(Provided records):
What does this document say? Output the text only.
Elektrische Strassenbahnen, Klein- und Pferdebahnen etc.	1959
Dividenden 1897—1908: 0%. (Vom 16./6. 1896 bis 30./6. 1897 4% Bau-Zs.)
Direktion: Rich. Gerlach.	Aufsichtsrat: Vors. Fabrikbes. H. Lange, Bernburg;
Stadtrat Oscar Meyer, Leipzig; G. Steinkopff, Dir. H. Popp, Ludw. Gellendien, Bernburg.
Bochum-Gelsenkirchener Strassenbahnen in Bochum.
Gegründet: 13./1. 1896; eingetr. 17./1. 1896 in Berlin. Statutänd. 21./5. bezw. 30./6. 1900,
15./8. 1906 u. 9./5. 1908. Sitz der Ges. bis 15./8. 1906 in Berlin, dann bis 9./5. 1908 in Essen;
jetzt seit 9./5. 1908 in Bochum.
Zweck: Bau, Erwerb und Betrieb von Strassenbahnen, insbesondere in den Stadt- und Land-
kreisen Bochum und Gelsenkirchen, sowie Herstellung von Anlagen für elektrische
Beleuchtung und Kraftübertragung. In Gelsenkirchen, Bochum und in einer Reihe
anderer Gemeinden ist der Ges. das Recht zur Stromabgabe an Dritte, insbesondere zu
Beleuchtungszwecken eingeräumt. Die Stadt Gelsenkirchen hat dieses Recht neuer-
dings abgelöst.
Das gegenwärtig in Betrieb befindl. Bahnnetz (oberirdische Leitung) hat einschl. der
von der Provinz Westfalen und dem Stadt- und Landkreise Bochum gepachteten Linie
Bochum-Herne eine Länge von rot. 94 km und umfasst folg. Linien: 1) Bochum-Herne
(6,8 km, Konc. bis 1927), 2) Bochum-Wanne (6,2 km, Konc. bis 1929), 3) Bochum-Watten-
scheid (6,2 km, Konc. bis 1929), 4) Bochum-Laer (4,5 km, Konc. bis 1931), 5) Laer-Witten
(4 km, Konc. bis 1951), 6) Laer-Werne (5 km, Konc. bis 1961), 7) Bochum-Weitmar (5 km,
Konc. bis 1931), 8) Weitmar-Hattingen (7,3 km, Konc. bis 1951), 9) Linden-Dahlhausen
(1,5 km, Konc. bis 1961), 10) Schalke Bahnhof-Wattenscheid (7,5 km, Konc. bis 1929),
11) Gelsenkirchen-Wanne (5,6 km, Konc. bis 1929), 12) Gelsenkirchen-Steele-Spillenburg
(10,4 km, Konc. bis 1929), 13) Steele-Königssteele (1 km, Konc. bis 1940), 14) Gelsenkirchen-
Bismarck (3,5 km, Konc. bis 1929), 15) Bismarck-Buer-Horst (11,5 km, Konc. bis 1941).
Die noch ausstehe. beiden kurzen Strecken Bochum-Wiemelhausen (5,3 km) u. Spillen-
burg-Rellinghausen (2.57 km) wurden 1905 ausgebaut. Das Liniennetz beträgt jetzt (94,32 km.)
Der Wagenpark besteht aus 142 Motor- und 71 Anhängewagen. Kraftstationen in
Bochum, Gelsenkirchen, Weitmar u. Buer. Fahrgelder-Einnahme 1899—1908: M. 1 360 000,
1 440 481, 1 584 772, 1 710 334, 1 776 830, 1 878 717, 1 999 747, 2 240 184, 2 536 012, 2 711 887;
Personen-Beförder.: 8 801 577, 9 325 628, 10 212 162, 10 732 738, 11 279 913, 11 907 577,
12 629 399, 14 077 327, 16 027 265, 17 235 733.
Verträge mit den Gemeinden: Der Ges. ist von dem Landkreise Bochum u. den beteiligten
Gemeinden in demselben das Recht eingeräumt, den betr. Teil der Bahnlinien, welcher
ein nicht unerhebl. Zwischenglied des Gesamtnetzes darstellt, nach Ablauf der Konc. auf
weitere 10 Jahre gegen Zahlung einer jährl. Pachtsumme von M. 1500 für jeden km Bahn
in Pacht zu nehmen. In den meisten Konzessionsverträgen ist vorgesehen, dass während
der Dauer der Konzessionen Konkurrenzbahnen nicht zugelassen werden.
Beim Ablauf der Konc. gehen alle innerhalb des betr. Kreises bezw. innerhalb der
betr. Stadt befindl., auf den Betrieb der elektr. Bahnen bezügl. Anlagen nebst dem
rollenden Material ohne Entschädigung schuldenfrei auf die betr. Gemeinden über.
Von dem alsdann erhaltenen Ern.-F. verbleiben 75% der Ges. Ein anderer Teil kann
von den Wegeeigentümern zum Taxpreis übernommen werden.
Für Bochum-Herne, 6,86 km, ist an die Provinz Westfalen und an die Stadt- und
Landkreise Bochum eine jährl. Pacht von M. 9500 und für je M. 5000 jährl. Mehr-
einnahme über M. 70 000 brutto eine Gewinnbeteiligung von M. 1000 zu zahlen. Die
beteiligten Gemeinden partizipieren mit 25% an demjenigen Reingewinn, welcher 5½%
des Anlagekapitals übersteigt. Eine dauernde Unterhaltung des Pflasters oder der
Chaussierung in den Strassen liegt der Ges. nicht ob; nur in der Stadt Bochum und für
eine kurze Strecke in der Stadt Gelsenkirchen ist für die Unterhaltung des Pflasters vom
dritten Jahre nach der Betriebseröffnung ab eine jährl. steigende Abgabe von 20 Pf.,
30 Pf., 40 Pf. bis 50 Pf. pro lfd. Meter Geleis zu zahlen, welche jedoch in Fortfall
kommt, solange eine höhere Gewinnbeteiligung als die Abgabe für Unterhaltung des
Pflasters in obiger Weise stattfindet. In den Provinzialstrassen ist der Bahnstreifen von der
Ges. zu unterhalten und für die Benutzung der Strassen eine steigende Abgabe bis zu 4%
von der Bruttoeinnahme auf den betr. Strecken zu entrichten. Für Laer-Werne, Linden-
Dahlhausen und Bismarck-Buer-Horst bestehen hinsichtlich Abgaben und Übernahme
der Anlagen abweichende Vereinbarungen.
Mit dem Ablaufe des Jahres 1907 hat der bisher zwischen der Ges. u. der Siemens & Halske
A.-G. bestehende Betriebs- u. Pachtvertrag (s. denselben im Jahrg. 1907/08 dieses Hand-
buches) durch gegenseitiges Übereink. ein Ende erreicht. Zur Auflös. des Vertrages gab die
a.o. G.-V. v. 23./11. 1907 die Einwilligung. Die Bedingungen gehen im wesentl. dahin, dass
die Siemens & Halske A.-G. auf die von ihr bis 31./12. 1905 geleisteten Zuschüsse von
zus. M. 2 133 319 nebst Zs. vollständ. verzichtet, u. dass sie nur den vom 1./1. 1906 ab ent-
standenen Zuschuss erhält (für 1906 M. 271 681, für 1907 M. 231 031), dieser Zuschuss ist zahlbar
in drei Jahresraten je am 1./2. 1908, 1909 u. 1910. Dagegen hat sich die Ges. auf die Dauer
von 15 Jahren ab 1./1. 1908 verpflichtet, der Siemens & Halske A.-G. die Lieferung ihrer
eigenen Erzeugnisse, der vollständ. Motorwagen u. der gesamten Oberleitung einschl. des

(Work to complete): Each record above should be returned exactly as it appears.

(Answer to the problem):
What does this document say? Output the text only.
Elektrische Strassenbahnen, Klein- und Pferdebahnen etc.	1959
Dividenden 1897—1908: 0%. (Vom 16./6. 1896 bis 30./6. 1897 4% Bau-Zs.)
Direktion: Rich. Gerlach.	Aufsichtsrat: Vors. Fabrikbes. H. Lange, Bernburg;
Stadtrat Oscar Meyer, Leipzig; G. Steinkopff, Dir. H. Popp, Ludw. Gellendien, Bernburg.
Bochum-Gelsenkirchener Strassenbahnen in Bochum.
Gegründet: 13./1. 1896; eingetr. 17./1. 1896 in Berlin. Statutänd. 21./5. bezw. 30./6. 1900,
15./8. 1906 u. 9./5. 1908. Sitz der Ges. bis 15./8. 1906 in Berlin, dann bis 9./5. 1908 in Essen;
jetzt seit 9./5. 1908 in Bochum.
Zweck: Bau, Erwerb und Betrieb von Strassenbahnen, insbesondere in den Stadt- und Land-
kreisen Bochum und Gelsenkirchen, sowie Herstellung von Anlagen für elektrische
Beleuchtung und Kraftübertragung. In Gelsenkirchen, Bochum und in einer Reihe
anderer Gemeinden ist der Ges. das Recht zur Stromabgabe an Dritte, insbesondere zu
Beleuchtungszwecken eingeräumt. Die Stadt Gelsenkirchen hat dieses Recht neuer-
dings abgelöst.
Das gegenwärtig in Betrieb befindl. Bahnnetz (oberirdische Leitung) hat einschl. der
von der Provinz Westfalen und dem Stadt- und Landkreise Bochum gepachteten Linie
Bochum-Herne eine Länge von rot. 94 km und umfasst folg. Linien: 1) Bochum-Herne
(6,8 km, Konc. bis 1927), 2) Bochum-Wanne (6,2 km, Konc. bis 1929), 3) Bochum-Watten-
scheid (6,2 km, Konc. bis 1929), 4) Bochum-Laer (4,5 km, Konc. bis 1931), 5) Laer-Witten
(4 km, Konc. bis 1951), 6) Laer-Werne (5 km, Konc. bis 1961), 7) Bochum-Weitmar (5 km,
Konc. bis 1931), 8) Weitmar-Hattingen (7,3 km, Konc. bis 1951), 9) Linden-Dahlhausen
(1,5 km, Konc. bis 1961), 10) Schalke Bahnhof-Wattenscheid (7,5 km, Konc. bis 1929),
11) Gelsenkirchen-Wanne (5,6 km, Konc. bis 1929), 12) Gelsenkirchen-Steele-Spillenburg
(10,4 km, Konc. bis 1929), 13) Steele-Königssteele (1 km, Konc. bis 1940), 14) Gelsenkirchen-
Bismarck (3,5 km, Konc. bis 1929), 15) Bismarck-Buer-Horst (11,5 km, Konc. bis 1941).
Die noch ausstehe. beiden kurzen Strecken Bochum-Wiemelhausen (5,3 km) u. Spillen-
burg-Rellinghausen (2.57 km) wurden 1905 ausgebaut. Das Liniennetz beträgt jetzt (94,32 km.)
Der Wagenpark besteht aus 142 Motor- und 71 Anhängewagen. Kraftstationen in
Bochum, Gelsenkirchen, Weitmar u. Buer. Fahrgelder-Einnahme 1899—1908: M. 1 360 000,
1 440 481, 1 584 772, 1 710 334, 1 776 830, 1 878 717, 1 999 747, 2 240 184, 2 536 012, 2 711 887;
Personen-Beförder.: 8 801 577, 9 325 628, 10 212 162, 10 732 738, 11 279 913, 11 907 577,
12 629 399, 14 077 327, 16 027 265, 17 235 733.
Verträge mit den Gemeinden: Der Ges. ist von dem Landkreise Bochum u. den beteiligten
Gemeinden in demselben das Recht eingeräumt, den betr. Teil der Bahnlinien, welcher
ein nicht unerhebl. Zwischenglied des Gesamtnetzes darstellt, nach Ablauf der Konc. auf
weitere 10 Jahre gegen Zahlung einer jährl. Pachtsumme von M. 1500 für jeden km Bahn
in Pacht zu nehmen. In den meisten Konzessionsverträgen ist vorgesehen, dass während
der Dauer der Konzessionen Konkurrenzbahnen nicht zugelassen werden.
Beim Ablauf der Konc. gehen alle innerhalb des betr. Kreises bezw. innerhalb der
betr. Stadt befindl., auf den Betrieb der elektr. Bahnen bezügl. Anlagen nebst dem
rollenden Material ohne Entschädigung schuldenfrei auf die betr. Gemeinden über.
Von dem alsdann erhaltenen Ern.-F. verbleiben 75% der Ges. Ein anderer Teil kann
von den Wegeeigentümern zum Taxpreis übernommen werden.
Für Bochum-Herne, 6,86 km, ist an die Provinz Westfalen und an die Stadt- und
Landkreise Bochum eine jährl. Pacht von M. 9500 und für je M. 5000 jährl. Mehr-
einnahme über M. 70 000 brutto eine Gewinnbeteiligung von M. 1000 zu zahlen. Die
beteiligten Gemeinden partizipieren mit 25% an demjenigen Reingewinn, welcher 5½%
des Anlagekapitals übersteigt. Eine dauernde Unterhaltung des Pflasters oder der
Chaussierung in den Strassen liegt der Ges. nicht ob; nur in der Stadt Bochum und für
eine kurze Strecke in der Stadt Gelsenkirchen ist für die Unterhaltung des Pflasters vom
dritten Jahre nach der Betriebseröffnung ab eine jährl. steigende Abgabe von 20 Pf.,
30 Pf., 40 Pf. bis 50 Pf. pro lfd. Meter Geleis zu zahlen, welche jedoch in Fortfall
kommt, solange eine höhere Gewinnbeteiligung als die Abgabe für Unterhaltung des
Pflasters in obiger Weise stattfindet. In den Provinzialstrassen ist der Bahnstreifen von der
Ges. zu unterhalten und für die Benutzung der Strassen eine steigende Abgabe bis zu 4%
von der Bruttoeinnahme auf den betr. Strecken zu entrichten. Für Laer-Werne, Linden-
Dahlhausen und Bismarck-Buer-Horst bestehen hinsichtlich Abgaben und Übernahme
der Anlagen abweichende Vereinbarungen.
Mit dem Ablaufe des Jahres 1907 hat der bisher zwischen der Ges. u. der Siemens & Halske
A.-G. bestehende Betriebs- u. Pachtvertrag (s. denselben im Jahrg. 1907/08 dieses Hand-
buches) durch gegenseitiges Übereink. ein Ende erreicht. Zur Auflös. des Vertrages gab die
a.o. G.-V. v. 23./11. 1907 die Einwilligung. Die Bedingungen gehen im wesentl. dahin, dass
die Siemens & Halske A.-G. auf die von ihr bis 31./12. 1905 geleisteten Zuschüsse von
zus. M. 2 133 319 nebst Zs. vollständ. verzichtet, u. dass sie nur den vom 1./1. 1906 ab ent-
standenen Zuschuss erhält (für 1906 M. 271 681, für 1907 M. 231 031), dieser Zuschuss ist zahlbar
in drei Jahresraten je am 1./2. 1908, 1909 u. 1910. Dagegen hat sich die Ges. auf die Dauer
von 15 Jahren ab 1./1. 1908 verpflichtet, der Siemens & Halske A.-G. die Lieferung ihrer
eigenen Erzeugnisse, der vollständ. Motorwagen u. der gesamten Oberleitung einschl. des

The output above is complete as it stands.